Start
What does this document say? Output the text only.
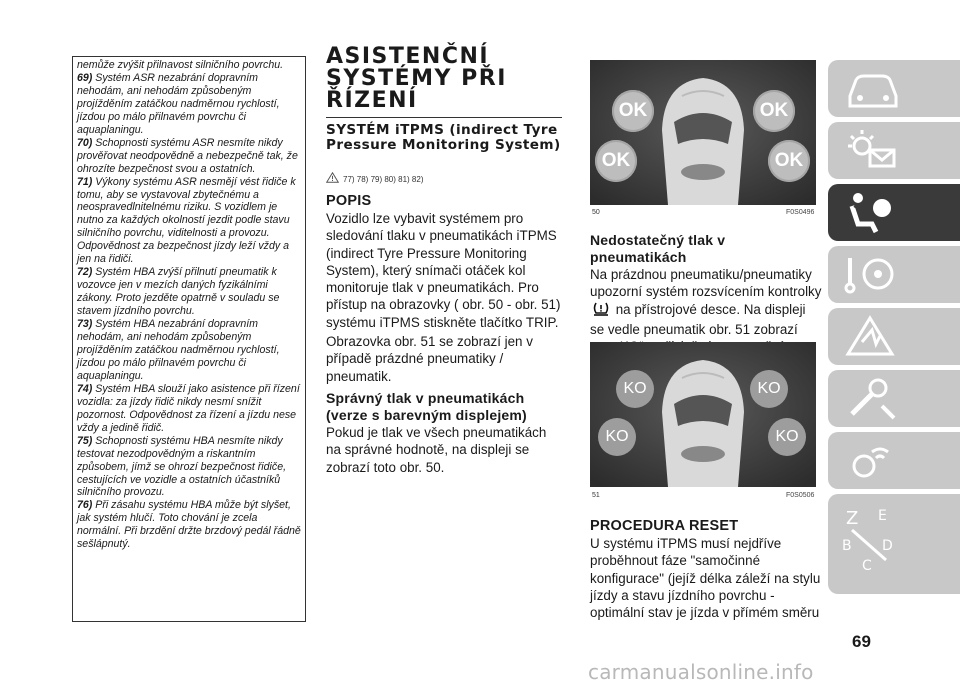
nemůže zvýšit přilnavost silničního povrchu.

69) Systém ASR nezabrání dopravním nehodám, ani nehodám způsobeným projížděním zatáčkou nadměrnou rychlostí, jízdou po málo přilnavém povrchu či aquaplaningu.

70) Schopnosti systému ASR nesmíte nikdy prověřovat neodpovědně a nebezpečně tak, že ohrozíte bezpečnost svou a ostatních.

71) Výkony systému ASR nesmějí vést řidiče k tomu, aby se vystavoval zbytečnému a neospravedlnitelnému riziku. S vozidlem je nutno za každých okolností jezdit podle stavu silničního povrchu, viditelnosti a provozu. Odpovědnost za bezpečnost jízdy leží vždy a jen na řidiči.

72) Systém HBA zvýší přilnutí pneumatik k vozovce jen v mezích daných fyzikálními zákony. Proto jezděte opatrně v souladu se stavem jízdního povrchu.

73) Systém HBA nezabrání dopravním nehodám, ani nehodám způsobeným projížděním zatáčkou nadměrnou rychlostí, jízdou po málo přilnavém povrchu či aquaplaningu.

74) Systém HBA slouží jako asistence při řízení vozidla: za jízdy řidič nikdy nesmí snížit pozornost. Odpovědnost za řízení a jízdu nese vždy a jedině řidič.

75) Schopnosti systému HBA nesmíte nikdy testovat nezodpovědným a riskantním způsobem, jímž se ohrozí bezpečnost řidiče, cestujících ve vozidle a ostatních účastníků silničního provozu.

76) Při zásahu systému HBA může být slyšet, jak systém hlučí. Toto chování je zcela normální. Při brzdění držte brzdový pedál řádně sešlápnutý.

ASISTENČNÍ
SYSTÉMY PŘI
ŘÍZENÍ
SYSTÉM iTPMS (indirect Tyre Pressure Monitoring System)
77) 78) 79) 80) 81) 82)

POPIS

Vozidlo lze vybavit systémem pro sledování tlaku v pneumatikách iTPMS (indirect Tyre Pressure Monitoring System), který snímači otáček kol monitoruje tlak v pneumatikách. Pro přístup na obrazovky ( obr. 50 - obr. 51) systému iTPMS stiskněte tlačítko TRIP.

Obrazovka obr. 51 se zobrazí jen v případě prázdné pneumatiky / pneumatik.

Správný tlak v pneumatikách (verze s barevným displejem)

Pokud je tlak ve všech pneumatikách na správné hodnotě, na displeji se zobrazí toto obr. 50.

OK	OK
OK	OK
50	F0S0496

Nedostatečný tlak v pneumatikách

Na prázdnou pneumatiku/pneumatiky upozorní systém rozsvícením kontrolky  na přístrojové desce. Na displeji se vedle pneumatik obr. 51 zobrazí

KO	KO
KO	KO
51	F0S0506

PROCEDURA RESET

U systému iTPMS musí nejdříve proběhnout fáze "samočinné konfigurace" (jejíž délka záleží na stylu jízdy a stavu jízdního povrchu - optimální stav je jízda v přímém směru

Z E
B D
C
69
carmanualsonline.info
End
## Short problem:
Locate all lines holding the word "System", then copy them out.

## Output for this exercise:
SYSTÉM iTPMS (indirect Tyre Pressure Monitoring System)
Vozidlo lze vybavit systémem pro sledování tlaku v pneumatikách iTPMS (indirect Tyre Pressure Monitoring System), který snímači otáček kol monitoruje tlak v pneumatikách. Pro přístup na obrazovky ( obr. 50 - obr. 51) systému iTPMS stiskněte tlačítko TRIP.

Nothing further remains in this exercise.